▶ DIRECTIONS
Find the string "Southern" in the data, then copy every line where it is found.

▶ TASK INPUTS

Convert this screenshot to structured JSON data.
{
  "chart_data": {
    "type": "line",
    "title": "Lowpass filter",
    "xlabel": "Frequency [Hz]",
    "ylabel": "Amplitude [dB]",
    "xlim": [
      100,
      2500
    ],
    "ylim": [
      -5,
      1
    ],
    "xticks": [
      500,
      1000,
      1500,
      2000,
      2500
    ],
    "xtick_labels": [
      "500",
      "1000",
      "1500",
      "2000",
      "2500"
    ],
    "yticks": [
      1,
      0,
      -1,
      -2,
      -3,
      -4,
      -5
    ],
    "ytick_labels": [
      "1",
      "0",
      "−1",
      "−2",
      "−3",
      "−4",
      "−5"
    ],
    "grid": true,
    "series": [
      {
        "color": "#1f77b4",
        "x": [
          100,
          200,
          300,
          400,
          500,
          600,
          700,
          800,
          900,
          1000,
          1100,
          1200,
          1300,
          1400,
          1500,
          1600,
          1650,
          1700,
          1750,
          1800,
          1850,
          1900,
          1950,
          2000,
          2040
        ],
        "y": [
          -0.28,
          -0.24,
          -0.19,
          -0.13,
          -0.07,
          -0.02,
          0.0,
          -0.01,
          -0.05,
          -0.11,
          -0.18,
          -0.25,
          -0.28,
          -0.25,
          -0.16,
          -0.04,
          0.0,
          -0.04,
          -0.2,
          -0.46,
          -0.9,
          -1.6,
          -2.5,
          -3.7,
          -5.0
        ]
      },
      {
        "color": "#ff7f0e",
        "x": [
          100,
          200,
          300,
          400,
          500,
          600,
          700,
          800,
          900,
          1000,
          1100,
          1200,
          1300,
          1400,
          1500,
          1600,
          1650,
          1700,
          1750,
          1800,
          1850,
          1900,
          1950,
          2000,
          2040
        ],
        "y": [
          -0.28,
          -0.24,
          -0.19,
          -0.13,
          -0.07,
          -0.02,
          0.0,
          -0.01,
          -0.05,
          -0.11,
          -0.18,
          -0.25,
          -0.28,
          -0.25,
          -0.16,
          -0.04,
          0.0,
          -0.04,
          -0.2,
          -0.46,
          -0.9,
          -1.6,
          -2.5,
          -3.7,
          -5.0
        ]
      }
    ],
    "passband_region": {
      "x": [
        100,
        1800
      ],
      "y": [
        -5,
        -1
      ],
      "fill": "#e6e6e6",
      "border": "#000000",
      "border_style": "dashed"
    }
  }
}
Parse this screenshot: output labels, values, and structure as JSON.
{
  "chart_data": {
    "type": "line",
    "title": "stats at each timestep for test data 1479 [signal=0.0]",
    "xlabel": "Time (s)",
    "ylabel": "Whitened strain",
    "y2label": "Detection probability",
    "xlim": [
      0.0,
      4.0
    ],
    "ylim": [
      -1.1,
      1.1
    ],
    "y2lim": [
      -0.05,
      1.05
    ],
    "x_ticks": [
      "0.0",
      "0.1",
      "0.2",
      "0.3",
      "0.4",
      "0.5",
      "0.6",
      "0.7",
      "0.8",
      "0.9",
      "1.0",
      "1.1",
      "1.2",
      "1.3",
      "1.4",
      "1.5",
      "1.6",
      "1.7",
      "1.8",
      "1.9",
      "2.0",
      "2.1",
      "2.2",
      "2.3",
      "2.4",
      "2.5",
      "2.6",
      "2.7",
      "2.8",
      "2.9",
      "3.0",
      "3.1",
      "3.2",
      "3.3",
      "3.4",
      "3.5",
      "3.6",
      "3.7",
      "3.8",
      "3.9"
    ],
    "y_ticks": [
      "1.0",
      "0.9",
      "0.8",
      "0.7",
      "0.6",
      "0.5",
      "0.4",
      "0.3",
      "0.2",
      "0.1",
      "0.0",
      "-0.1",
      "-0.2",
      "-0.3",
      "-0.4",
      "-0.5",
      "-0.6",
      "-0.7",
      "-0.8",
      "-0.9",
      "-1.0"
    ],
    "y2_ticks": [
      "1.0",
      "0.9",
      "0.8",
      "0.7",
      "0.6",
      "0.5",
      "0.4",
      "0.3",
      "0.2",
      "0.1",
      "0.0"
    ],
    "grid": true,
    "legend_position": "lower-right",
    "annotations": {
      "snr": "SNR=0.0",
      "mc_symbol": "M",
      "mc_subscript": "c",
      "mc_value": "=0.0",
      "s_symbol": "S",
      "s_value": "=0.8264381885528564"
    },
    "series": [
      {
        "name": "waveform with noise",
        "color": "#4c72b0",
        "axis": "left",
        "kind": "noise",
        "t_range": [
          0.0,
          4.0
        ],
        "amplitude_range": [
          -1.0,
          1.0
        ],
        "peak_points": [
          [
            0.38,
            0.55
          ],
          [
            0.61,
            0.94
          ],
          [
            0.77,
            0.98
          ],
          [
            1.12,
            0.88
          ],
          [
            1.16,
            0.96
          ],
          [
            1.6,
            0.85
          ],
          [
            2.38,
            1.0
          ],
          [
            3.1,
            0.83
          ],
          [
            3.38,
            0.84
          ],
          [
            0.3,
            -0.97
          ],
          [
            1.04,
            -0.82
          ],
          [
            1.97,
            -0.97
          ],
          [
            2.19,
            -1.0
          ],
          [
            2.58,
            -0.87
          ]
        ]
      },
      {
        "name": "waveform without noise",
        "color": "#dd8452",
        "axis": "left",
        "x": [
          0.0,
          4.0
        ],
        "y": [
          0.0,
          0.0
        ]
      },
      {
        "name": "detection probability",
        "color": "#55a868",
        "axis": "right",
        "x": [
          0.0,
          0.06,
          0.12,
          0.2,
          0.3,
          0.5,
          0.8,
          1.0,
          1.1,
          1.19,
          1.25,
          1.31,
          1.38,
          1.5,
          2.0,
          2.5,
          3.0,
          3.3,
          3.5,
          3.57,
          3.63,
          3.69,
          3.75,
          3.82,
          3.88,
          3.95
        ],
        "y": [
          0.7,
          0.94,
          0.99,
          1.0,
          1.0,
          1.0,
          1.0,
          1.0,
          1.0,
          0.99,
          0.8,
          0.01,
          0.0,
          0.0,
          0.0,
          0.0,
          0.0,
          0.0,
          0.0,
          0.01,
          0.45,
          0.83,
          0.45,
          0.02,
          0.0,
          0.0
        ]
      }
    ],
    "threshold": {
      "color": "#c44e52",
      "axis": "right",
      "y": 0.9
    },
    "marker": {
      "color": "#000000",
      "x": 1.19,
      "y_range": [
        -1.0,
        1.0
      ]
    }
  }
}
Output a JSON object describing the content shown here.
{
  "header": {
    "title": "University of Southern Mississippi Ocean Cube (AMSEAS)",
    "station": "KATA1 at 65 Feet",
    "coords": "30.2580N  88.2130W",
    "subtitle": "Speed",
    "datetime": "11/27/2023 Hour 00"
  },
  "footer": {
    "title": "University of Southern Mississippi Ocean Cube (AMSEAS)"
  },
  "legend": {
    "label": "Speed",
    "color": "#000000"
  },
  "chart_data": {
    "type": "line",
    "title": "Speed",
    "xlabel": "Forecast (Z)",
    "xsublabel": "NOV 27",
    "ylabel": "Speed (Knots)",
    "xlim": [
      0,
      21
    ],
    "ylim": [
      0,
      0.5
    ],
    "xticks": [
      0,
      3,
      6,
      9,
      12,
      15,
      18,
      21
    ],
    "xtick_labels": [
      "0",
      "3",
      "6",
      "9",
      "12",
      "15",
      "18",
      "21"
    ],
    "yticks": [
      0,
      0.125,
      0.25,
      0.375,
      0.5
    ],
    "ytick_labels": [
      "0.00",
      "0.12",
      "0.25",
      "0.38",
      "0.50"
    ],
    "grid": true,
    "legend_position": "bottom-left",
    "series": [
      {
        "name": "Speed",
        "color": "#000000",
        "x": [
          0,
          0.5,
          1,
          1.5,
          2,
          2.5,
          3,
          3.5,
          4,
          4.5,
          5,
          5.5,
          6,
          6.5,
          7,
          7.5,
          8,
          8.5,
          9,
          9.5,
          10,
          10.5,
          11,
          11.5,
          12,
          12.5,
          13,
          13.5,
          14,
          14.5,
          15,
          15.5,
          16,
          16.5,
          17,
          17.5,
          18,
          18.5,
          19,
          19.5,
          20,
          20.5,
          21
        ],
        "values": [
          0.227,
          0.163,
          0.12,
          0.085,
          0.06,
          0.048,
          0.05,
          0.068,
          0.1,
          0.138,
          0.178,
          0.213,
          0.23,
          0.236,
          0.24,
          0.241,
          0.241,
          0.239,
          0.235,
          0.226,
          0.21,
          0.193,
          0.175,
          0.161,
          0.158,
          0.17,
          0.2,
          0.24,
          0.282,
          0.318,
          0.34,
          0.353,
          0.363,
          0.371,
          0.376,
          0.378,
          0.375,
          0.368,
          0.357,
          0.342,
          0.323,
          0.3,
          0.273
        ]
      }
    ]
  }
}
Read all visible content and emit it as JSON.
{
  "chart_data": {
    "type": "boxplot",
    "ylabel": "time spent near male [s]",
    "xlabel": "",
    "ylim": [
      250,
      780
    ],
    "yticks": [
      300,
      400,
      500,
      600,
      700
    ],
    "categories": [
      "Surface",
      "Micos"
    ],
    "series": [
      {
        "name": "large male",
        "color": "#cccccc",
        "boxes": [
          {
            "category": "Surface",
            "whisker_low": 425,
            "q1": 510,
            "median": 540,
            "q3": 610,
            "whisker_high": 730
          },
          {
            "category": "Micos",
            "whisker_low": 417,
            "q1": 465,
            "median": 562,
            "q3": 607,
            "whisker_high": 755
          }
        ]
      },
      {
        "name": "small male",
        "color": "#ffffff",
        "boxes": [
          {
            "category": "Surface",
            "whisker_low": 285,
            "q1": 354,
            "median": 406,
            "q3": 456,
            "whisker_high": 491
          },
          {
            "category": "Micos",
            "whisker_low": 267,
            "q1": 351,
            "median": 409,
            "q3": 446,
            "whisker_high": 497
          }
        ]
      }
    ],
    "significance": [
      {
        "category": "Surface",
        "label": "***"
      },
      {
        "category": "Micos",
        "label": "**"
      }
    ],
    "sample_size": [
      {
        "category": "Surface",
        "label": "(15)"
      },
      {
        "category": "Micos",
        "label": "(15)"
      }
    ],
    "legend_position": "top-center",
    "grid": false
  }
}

▶ SOLUTION
    "title": "University of Southern Mississippi Ocean Cube (AMSEAS)",
    "title": "University of Southern Mississippi Ocean Cube (AMSEAS)"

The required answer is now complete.